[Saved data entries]
"""
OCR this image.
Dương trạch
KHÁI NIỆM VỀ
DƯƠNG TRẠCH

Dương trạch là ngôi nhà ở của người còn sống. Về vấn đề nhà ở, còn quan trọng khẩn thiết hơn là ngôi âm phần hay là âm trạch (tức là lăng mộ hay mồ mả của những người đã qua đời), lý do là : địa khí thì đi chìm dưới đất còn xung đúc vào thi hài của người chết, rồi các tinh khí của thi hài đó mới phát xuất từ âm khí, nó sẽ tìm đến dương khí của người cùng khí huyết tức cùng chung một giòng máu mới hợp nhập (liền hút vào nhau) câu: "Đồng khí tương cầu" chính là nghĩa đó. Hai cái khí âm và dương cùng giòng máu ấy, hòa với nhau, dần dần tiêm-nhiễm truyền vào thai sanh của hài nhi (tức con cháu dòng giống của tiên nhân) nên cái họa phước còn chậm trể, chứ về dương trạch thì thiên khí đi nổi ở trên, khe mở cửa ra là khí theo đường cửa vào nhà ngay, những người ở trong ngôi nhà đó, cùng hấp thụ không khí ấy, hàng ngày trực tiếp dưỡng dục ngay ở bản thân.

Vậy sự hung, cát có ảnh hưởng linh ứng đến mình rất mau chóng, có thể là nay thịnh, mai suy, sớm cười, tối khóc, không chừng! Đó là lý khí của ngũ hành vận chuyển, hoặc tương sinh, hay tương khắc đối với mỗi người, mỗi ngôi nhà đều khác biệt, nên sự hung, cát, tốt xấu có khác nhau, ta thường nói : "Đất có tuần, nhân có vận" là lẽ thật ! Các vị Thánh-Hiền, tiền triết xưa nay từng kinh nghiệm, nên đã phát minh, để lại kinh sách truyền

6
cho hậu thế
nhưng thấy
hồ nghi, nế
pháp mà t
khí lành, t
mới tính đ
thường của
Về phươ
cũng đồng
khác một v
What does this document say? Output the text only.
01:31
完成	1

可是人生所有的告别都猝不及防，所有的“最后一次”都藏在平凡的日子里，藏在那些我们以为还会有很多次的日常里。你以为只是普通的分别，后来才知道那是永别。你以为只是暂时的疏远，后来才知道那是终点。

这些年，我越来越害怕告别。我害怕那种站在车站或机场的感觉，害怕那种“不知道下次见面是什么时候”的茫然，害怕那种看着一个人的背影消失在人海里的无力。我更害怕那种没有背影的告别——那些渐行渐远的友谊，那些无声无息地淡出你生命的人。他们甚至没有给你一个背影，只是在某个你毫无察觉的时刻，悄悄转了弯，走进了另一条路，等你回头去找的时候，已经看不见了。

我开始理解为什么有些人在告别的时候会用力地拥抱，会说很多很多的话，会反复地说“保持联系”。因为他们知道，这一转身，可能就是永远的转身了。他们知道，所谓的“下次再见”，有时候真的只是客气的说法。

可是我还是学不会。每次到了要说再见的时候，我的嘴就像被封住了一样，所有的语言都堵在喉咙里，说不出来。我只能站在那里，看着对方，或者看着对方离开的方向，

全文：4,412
"""
| Brief |
Repeat exactly the lines from the one containing "What does this" through the last line of the records above, both included, and nothing else.

| Answer to the problem |
What does this document say? Output the text only.
01:31
完成	1

可是人生所有的告别都猝不及防，所有的“最后一次”都藏在平凡的日子里，藏在那些我们以为还会有很多次的日常里。你以为只是普通的分别，后来才知道那是永别。你以为只是暂时的疏远，后来才知道那是终点。

这些年，我越来越害怕告别。我害怕那种站在车站或机场的感觉，害怕那种“不知道下次见面是什么时候”的茫然，害怕那种看着一个人的背影消失在人海里的无力。我更害怕那种没有背影的告别——那些渐行渐远的友谊，那些无声无息地淡出你生命的人。他们甚至没有给你一个背影，只是在某个你毫无察觉的时刻，悄悄转了弯，走进了另一条路，等你回头去找的时候，已经看不见了。

我开始理解为什么有些人在告别的时候会用力地拥抱，会说很多很多的话，会反复地说“保持联系”。因为他们知道，这一转身，可能就是永远的转身了。他们知道，所谓的“下次再见”，有时候真的只是客气的说法。

可是我还是学不会。每次到了要说再见的时候，我的嘴就像被封住了一样，所有的语言都堵在喉咙里，说不出来。我只能站在那里，看着对方，或者看着对方离开的方向，

全文：4,412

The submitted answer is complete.